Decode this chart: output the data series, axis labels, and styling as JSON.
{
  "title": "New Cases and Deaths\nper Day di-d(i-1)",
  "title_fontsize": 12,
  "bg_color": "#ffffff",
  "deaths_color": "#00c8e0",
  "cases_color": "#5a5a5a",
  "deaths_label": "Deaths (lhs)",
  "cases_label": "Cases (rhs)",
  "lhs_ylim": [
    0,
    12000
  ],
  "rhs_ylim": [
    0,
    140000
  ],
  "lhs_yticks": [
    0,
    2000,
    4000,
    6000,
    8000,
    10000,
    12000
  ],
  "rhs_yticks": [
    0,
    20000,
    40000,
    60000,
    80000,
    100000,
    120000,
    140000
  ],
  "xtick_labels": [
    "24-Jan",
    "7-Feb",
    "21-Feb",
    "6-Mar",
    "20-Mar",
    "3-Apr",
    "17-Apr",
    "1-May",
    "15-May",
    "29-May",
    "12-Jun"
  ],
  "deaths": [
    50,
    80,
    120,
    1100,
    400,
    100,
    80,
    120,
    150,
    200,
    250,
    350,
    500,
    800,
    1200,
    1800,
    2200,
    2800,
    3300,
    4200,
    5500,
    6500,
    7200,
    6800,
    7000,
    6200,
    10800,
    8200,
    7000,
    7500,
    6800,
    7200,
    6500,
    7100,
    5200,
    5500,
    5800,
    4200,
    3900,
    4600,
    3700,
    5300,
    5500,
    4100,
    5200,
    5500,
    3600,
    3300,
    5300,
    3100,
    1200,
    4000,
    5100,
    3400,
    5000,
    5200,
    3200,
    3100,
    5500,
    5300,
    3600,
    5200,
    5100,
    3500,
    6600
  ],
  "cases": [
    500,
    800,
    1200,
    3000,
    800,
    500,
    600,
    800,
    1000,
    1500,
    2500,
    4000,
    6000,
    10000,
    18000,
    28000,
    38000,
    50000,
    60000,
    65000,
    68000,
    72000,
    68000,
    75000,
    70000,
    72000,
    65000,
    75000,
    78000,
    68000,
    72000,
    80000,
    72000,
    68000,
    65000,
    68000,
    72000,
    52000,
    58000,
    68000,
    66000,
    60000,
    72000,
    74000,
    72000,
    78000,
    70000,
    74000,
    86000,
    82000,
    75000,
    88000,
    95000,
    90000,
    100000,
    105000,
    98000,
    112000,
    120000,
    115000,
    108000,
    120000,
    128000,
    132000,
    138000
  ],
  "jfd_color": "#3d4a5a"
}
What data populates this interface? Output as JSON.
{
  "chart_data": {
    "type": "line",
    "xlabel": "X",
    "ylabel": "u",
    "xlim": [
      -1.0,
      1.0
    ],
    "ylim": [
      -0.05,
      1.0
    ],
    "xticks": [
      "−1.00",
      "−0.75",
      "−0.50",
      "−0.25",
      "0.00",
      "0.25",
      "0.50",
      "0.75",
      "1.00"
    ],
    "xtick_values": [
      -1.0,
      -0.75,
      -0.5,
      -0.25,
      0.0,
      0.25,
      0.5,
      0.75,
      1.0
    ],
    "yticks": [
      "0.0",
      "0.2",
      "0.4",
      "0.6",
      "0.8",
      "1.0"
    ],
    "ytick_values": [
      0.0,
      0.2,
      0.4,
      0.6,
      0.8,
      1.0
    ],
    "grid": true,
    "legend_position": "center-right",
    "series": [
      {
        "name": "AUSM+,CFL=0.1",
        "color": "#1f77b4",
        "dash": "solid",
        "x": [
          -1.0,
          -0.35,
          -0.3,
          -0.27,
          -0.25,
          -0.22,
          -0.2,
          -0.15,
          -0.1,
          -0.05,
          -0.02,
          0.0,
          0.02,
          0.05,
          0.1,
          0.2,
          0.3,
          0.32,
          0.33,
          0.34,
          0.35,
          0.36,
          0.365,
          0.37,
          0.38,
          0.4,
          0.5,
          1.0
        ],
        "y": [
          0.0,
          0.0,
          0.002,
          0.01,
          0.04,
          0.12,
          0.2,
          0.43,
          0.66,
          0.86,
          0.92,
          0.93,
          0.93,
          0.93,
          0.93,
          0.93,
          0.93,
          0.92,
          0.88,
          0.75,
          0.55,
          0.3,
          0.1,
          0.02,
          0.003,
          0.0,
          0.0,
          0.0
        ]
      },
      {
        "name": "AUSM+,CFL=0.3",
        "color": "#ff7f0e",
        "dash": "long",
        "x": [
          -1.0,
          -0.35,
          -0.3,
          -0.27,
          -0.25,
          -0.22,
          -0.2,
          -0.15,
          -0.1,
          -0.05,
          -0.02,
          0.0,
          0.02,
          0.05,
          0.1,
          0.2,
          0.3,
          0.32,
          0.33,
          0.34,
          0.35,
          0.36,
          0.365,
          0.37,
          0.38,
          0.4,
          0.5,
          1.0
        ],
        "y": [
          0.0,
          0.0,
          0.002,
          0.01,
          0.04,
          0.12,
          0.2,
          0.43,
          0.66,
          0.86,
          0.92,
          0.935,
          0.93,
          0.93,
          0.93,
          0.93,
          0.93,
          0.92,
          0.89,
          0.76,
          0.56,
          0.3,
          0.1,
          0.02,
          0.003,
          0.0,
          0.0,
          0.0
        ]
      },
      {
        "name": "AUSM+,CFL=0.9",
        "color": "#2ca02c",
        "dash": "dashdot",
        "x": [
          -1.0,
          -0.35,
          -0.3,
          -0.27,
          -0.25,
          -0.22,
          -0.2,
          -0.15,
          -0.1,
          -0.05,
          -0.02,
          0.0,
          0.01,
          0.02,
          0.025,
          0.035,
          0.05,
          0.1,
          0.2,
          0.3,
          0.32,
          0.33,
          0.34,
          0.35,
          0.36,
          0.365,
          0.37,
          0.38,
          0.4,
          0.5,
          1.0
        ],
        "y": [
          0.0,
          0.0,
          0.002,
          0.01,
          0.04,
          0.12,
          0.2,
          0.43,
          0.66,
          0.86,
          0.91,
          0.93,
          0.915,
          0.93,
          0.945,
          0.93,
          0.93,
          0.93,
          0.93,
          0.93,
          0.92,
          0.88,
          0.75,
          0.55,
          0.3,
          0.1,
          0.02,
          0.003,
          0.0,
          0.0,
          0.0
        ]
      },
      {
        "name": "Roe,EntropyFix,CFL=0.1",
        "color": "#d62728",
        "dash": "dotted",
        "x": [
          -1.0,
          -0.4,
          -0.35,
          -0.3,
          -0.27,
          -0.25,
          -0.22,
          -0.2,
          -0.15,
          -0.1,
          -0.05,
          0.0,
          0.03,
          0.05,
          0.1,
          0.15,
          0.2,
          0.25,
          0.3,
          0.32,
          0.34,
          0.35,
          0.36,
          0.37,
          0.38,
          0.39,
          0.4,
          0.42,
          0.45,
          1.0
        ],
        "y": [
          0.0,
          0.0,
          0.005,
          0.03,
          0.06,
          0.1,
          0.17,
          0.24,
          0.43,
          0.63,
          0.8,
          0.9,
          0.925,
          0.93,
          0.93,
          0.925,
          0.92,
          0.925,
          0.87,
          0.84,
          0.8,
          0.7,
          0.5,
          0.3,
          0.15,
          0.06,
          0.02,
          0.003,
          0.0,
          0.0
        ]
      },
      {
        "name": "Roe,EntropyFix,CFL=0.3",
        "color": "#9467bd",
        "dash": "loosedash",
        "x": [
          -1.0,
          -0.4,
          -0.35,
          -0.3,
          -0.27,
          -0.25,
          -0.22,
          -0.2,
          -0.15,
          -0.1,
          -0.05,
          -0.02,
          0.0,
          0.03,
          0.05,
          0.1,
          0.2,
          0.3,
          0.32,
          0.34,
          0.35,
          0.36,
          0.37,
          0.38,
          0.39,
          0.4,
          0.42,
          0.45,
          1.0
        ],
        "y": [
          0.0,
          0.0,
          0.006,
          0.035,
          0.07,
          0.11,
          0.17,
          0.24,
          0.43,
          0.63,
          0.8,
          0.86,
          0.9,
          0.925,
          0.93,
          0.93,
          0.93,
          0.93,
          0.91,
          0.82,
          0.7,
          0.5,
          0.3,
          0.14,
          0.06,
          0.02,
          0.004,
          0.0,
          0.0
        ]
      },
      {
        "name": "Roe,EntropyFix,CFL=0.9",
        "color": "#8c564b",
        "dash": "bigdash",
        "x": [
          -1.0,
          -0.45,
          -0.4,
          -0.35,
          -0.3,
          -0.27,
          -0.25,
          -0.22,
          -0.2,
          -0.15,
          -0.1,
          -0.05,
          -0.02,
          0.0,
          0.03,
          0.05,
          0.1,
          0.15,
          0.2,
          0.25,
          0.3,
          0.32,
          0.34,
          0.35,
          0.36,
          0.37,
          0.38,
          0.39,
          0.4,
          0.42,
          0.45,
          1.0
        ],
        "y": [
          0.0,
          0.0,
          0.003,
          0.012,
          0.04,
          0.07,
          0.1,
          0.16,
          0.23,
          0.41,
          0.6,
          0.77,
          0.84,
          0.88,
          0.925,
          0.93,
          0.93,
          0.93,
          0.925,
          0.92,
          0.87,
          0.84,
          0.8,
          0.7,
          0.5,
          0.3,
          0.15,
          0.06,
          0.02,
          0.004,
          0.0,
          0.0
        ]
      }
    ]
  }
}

**EXERCISE REQUIREMENTS:** Your answer should be a single number: the count of lines in these records that hold the string "this".

**SOLUTION BELOW:** 2